** DATA SHOWN **
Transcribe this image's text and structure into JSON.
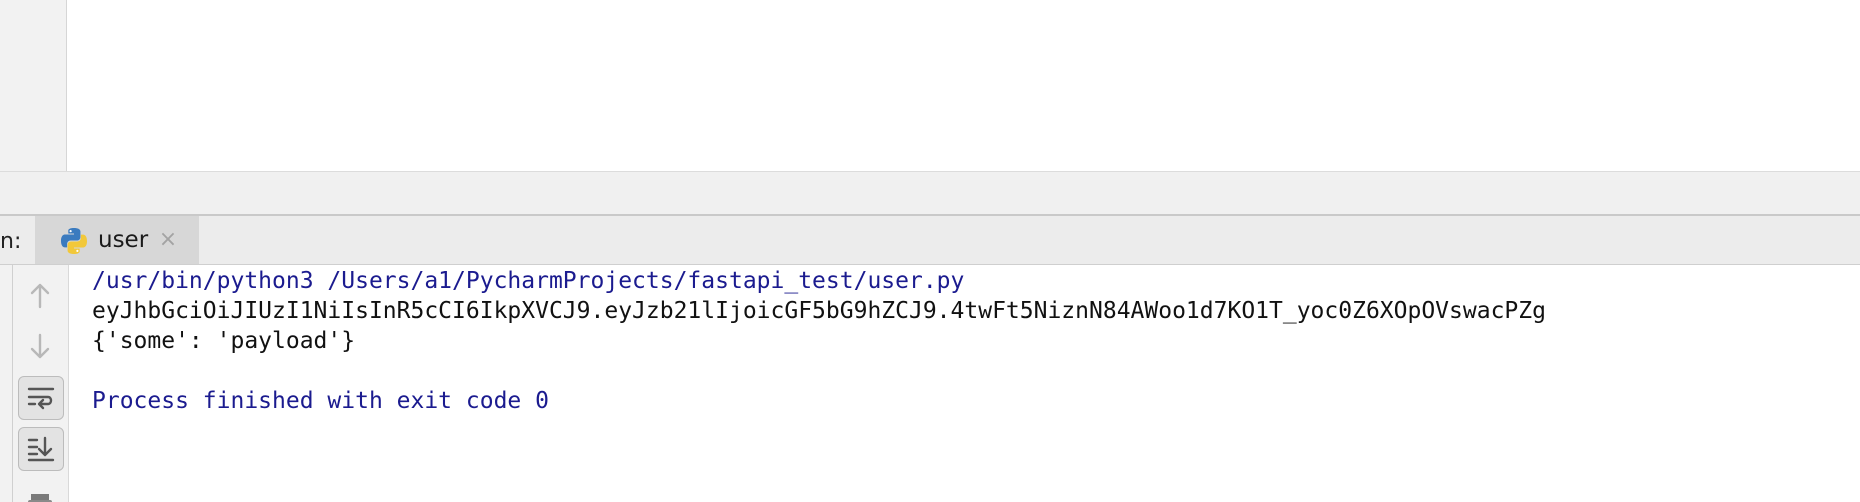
{
  "run_panel": {
    "label": "n:",
    "tab": {
      "title": "user",
      "close_glyph": "×",
      "icon": "python-icon"
    }
  },
  "toolbar": {
    "buttons": [
      {
        "name": "up-arrow-icon"
      },
      {
        "name": "down-arrow-icon"
      },
      {
        "name": "soft-wrap-icon"
      },
      {
        "name": "scroll-to-end-icon"
      },
      {
        "name": "print-icon"
      }
    ]
  },
  "console": {
    "lines": [
      "/usr/bin/python3 /Users/a1/PycharmProjects/fastapi_test/user.py",
      "eyJhbGciOiJIUzI1NiIsInR5cCI6IkpXVCJ9.eyJzb21lIjoicGF5bG9hZCJ9.4twFt5NiznN84AWoo1d7KO1T_yoc0Z6XOpOVswacPZg",
      "{'some': 'payload'}",
      "",
      "Process finished with exit code 0"
    ]
  },
  "colors": {
    "command": "#1b1b8f",
    "output": "#111111"
  }
}
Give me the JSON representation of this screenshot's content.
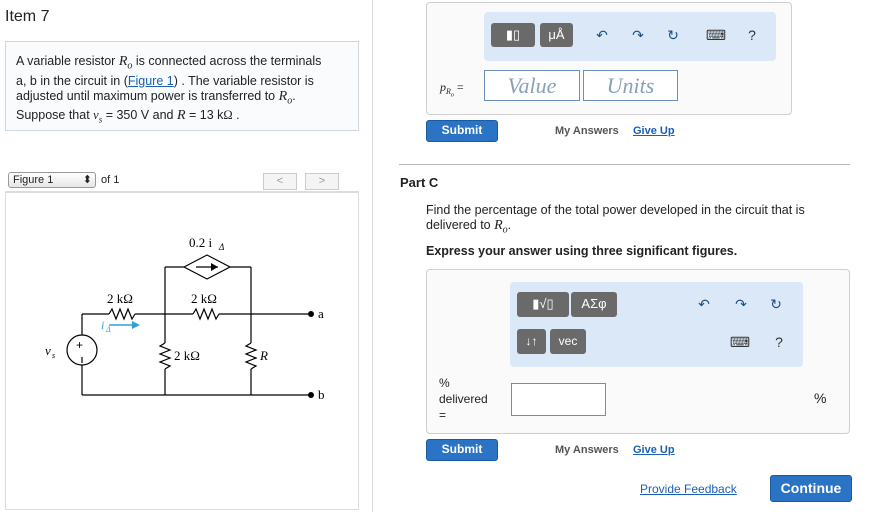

** EXERCISE **
Determine how many lines in the data above contain the string "name". Give nothing except the number.

** EXERCISE RESPONSE **
5